▸ Instructions for the task: Can you reproduce all of the items below verbatim, line for line?

▸ Raw records:
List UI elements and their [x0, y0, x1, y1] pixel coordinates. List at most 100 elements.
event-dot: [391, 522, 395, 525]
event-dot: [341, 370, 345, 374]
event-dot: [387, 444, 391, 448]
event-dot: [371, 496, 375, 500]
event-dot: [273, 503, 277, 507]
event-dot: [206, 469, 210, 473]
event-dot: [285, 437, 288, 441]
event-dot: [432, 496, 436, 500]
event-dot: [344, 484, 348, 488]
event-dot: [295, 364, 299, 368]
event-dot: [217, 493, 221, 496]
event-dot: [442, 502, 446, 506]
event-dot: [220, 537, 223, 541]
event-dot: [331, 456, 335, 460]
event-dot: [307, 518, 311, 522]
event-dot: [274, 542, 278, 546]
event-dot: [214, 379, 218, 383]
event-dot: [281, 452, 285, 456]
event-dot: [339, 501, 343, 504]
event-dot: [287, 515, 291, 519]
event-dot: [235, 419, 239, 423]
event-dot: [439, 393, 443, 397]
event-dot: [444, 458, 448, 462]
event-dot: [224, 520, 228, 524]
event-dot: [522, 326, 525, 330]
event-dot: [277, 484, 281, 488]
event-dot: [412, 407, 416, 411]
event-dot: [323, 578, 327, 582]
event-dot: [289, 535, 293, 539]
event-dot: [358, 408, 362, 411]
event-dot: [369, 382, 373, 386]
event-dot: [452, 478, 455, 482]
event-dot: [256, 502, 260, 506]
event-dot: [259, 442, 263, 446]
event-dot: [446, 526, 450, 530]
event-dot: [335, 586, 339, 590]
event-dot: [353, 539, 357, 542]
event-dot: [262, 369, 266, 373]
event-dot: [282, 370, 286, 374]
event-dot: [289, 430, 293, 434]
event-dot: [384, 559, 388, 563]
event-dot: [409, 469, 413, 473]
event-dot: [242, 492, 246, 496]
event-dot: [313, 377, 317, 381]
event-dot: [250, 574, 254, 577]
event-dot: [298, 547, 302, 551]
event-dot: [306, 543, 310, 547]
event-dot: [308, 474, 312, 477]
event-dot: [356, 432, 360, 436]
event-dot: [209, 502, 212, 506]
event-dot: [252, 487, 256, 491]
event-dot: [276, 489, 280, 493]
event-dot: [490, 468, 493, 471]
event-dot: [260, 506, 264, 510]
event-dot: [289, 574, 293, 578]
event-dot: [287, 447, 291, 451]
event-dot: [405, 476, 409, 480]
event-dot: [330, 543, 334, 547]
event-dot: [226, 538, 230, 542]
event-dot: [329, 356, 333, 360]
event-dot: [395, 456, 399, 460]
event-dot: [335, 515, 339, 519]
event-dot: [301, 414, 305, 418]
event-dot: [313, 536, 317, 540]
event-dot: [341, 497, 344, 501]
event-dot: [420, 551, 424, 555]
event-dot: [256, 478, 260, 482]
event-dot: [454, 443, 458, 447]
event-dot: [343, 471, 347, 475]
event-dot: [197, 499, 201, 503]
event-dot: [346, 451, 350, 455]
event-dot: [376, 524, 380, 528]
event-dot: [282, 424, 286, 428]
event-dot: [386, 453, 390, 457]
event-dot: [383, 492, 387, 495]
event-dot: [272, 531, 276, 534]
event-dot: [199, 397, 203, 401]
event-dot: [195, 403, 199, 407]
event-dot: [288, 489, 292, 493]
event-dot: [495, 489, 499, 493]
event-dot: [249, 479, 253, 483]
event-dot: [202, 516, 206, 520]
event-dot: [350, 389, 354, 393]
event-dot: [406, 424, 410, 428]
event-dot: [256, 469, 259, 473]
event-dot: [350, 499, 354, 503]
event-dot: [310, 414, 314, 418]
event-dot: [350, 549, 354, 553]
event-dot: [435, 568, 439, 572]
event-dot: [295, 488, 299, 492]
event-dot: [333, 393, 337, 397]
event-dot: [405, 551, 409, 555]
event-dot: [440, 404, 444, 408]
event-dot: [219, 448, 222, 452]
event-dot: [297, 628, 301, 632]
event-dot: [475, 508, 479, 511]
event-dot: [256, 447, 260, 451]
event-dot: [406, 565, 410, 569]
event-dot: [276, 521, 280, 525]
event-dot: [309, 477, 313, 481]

▸ Task output:
List UI elements and their [x0, y0, x1, y1] pixel coordinates. List at most 100 elements.
event-dot: [391, 522, 395, 525]
event-dot: [341, 370, 345, 374]
event-dot: [387, 444, 391, 448]
event-dot: [371, 496, 375, 500]
event-dot: [273, 503, 277, 507]
event-dot: [206, 469, 210, 473]
event-dot: [285, 437, 288, 441]
event-dot: [432, 496, 436, 500]
event-dot: [344, 484, 348, 488]
event-dot: [295, 364, 299, 368]
event-dot: [217, 493, 221, 496]
event-dot: [442, 502, 446, 506]
event-dot: [220, 537, 223, 541]
event-dot: [331, 456, 335, 460]
event-dot: [307, 518, 311, 522]
event-dot: [274, 542, 278, 546]
event-dot: [214, 379, 218, 383]
event-dot: [281, 452, 285, 456]
event-dot: [339, 501, 343, 504]
event-dot: [287, 515, 291, 519]
event-dot: [235, 419, 239, 423]
event-dot: [439, 393, 443, 397]
event-dot: [444, 458, 448, 462]
event-dot: [224, 520, 228, 524]
event-dot: [522, 326, 525, 330]
event-dot: [277, 484, 281, 488]
event-dot: [412, 407, 416, 411]
event-dot: [323, 578, 327, 582]
event-dot: [289, 535, 293, 539]
event-dot: [358, 408, 362, 411]
event-dot: [369, 382, 373, 386]
event-dot: [452, 478, 455, 482]
event-dot: [256, 502, 260, 506]
event-dot: [259, 442, 263, 446]
event-dot: [446, 526, 450, 530]
event-dot: [335, 586, 339, 590]
event-dot: [353, 539, 357, 542]
event-dot: [262, 369, 266, 373]
event-dot: [282, 370, 286, 374]
event-dot: [289, 430, 293, 434]
event-dot: [384, 559, 388, 563]
event-dot: [409, 469, 413, 473]
event-dot: [242, 492, 246, 496]
event-dot: [313, 377, 317, 381]
event-dot: [250, 574, 254, 577]
event-dot: [298, 547, 302, 551]
event-dot: [306, 543, 310, 547]
event-dot: [308, 474, 312, 477]
event-dot: [356, 432, 360, 436]
event-dot: [209, 502, 212, 506]
event-dot: [252, 487, 256, 491]
event-dot: [276, 489, 280, 493]
event-dot: [490, 468, 493, 471]
event-dot: [260, 506, 264, 510]
event-dot: [289, 574, 293, 578]
event-dot: [287, 447, 291, 451]
event-dot: [405, 476, 409, 480]
event-dot: [330, 543, 334, 547]
event-dot: [226, 538, 230, 542]
event-dot: [329, 356, 333, 360]
event-dot: [395, 456, 399, 460]
event-dot: [335, 515, 339, 519]
event-dot: [301, 414, 305, 418]
event-dot: [313, 536, 317, 540]
event-dot: [341, 497, 344, 501]
event-dot: [420, 551, 424, 555]
event-dot: [256, 478, 260, 482]
event-dot: [454, 443, 458, 447]
event-dot: [343, 471, 347, 475]
event-dot: [197, 499, 201, 503]
event-dot: [346, 451, 350, 455]
event-dot: [376, 524, 380, 528]
event-dot: [282, 424, 286, 428]
event-dot: [386, 453, 390, 457]
event-dot: [383, 492, 387, 495]
event-dot: [272, 531, 276, 534]
event-dot: [199, 397, 203, 401]
event-dot: [195, 403, 199, 407]
event-dot: [288, 489, 292, 493]
event-dot: [495, 489, 499, 493]
event-dot: [249, 479, 253, 483]
event-dot: [202, 516, 206, 520]
event-dot: [350, 389, 354, 393]
event-dot: [406, 424, 410, 428]
event-dot: [256, 469, 259, 473]
event-dot: [350, 499, 354, 503]
event-dot: [310, 414, 314, 418]
event-dot: [350, 549, 354, 553]
event-dot: [435, 568, 439, 572]
event-dot: [295, 488, 299, 492]
event-dot: [333, 393, 337, 397]
event-dot: [405, 551, 409, 555]
event-dot: [440, 404, 444, 408]
event-dot: [219, 448, 222, 452]
event-dot: [297, 628, 301, 632]
event-dot: [475, 508, 479, 511]
event-dot: [256, 447, 260, 451]
event-dot: [406, 565, 410, 569]
event-dot: [276, 521, 280, 525]
event-dot: [309, 477, 313, 481]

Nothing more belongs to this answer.